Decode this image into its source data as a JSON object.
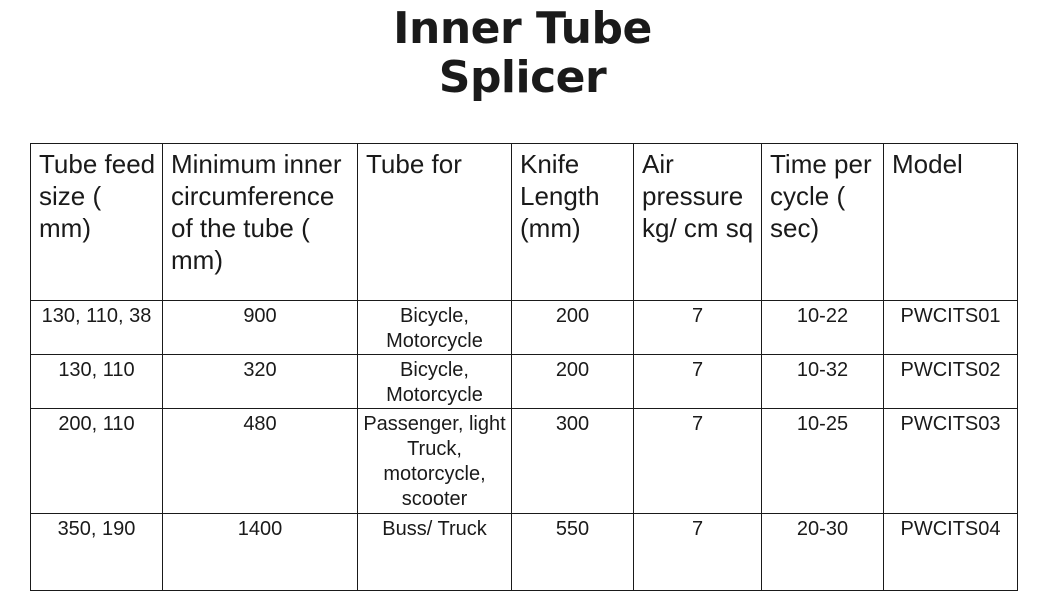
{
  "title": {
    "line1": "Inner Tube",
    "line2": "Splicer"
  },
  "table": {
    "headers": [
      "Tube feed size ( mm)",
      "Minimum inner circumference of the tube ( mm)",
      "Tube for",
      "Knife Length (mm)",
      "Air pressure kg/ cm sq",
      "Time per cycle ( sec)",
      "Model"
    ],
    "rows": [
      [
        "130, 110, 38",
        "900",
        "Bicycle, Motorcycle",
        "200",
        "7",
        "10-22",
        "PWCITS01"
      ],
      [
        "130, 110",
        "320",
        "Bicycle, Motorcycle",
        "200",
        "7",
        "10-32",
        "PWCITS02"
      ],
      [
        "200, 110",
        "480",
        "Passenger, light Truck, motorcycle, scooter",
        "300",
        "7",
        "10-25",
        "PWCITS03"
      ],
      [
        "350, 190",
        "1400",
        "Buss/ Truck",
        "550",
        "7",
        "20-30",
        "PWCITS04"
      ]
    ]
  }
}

### What is required
Your task is to repeat the data above exactly while excluding the pictures.

### Problem solution
Decode this image into its source data as a JSON object.
{
  "title": {
    "line1": "Inner Tube",
    "line2": "Splicer"
  },
  "table": {
    "headers": [
      "Tube feed size ( mm)",
      "Minimum inner circumference of the tube ( mm)",
      "Tube for",
      "Knife Length (mm)",
      "Air pressure kg/ cm sq",
      "Time per cycle ( sec)",
      "Model"
    ],
    "rows": [
      [
        "130, 110, 38",
        "900",
        "Bicycle, Motorcycle",
        "200",
        "7",
        "10-22",
        "PWCITS01"
      ],
      [
        "130, 110",
        "320",
        "Bicycle, Motorcycle",
        "200",
        "7",
        "10-32",
        "PWCITS02"
      ],
      [
        "200, 110",
        "480",
        "Passenger, light Truck, motorcycle, scooter",
        "300",
        "7",
        "10-25",
        "PWCITS03"
      ],
      [
        "350, 190",
        "1400",
        "Buss/ Truck",
        "550",
        "7",
        "20-30",
        "PWCITS04"
      ]
    ]
  }
}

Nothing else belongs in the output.